** Start **

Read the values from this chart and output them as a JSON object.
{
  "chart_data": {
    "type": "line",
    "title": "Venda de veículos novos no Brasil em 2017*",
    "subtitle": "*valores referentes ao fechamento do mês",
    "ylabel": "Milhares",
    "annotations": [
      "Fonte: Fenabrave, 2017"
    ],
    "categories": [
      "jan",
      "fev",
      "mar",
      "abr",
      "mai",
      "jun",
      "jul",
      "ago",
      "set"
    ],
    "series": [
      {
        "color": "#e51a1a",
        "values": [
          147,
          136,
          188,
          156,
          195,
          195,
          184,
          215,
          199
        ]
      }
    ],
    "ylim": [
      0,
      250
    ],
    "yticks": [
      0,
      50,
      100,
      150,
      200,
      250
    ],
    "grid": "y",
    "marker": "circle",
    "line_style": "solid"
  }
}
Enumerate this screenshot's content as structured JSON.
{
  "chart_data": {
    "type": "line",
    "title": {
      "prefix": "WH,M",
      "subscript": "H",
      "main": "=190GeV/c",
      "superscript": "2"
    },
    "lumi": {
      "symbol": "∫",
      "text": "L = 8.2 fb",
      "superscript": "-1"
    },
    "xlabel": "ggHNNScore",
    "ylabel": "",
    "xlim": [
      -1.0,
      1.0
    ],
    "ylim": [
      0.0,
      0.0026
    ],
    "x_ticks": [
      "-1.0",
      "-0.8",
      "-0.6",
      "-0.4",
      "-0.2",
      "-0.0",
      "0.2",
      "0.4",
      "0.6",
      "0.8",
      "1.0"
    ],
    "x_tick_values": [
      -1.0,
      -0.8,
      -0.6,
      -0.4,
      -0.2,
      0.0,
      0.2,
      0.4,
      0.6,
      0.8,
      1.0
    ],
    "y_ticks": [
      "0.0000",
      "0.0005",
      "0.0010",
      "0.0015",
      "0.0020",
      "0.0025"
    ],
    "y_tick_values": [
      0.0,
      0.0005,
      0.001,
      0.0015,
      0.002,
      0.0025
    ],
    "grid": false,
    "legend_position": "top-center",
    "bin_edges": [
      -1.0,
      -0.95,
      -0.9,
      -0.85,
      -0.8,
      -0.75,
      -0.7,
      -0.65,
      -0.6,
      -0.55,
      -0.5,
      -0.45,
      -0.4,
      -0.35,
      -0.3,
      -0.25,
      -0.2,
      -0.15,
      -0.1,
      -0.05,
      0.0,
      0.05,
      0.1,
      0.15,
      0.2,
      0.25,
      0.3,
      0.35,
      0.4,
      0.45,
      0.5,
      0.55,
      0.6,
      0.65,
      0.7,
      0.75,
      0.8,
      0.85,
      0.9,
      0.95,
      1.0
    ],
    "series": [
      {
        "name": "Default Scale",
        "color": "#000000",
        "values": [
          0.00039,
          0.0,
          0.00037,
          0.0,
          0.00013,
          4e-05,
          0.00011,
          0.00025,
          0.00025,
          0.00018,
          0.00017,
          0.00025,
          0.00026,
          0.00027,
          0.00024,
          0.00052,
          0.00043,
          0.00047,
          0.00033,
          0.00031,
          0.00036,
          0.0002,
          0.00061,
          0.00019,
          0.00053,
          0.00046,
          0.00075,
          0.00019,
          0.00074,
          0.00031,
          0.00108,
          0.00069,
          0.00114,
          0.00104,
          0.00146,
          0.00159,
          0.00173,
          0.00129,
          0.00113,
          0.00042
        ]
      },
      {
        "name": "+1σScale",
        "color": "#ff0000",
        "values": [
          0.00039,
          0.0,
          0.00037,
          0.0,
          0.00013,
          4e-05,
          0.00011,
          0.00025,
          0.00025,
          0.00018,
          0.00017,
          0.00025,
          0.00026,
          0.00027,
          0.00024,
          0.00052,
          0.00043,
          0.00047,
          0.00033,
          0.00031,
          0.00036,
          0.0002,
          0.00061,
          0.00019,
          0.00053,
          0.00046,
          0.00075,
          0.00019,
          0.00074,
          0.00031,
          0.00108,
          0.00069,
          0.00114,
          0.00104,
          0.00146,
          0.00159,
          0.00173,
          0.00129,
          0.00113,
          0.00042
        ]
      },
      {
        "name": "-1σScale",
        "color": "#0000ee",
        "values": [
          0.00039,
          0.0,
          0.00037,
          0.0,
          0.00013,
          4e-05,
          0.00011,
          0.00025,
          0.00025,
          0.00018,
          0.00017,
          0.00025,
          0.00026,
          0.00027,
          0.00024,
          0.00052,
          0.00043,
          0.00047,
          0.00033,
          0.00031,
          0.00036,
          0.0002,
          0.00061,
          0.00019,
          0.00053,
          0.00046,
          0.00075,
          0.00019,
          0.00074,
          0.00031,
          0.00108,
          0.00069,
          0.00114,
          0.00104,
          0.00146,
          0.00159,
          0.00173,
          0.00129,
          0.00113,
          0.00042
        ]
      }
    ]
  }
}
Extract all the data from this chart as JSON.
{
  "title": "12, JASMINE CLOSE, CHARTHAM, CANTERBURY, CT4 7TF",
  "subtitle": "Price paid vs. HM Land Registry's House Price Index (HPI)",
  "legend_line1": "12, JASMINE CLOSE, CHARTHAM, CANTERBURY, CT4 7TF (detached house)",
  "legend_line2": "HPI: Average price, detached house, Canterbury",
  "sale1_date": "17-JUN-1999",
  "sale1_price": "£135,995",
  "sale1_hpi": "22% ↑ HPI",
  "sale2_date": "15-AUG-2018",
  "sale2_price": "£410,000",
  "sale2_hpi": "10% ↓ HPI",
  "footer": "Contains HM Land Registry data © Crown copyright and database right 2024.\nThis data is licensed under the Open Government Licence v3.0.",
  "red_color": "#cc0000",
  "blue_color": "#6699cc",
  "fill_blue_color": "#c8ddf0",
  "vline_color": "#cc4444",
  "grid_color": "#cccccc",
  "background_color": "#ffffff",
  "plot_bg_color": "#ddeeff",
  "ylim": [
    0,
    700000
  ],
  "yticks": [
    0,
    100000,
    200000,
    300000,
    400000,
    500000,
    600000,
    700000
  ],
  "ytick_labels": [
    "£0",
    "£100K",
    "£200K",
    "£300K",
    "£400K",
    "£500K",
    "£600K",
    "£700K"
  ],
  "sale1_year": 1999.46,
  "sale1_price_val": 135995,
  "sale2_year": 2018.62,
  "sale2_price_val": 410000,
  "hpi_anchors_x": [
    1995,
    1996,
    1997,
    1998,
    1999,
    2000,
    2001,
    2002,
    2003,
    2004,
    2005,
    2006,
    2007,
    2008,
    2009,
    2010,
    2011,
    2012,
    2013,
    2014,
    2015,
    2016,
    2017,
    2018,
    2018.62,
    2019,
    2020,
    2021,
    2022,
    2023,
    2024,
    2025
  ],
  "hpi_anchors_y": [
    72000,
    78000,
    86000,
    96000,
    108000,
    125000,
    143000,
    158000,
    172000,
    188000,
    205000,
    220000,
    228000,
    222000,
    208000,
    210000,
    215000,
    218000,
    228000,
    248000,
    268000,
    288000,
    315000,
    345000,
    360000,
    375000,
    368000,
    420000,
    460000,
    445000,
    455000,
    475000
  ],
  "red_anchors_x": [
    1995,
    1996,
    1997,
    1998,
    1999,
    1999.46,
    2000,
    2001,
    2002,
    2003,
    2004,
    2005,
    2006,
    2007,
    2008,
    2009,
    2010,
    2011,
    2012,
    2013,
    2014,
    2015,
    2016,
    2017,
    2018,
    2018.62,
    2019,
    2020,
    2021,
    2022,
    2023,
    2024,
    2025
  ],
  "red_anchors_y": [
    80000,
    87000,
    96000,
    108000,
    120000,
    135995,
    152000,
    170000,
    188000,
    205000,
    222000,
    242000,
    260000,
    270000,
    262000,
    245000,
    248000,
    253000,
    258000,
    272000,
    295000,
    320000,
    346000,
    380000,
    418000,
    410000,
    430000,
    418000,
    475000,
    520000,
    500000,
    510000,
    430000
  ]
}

** End **

What you will do =
Determine the count of lines in the data above with the string "from" in them, and give that count alone.

Exercise response =
2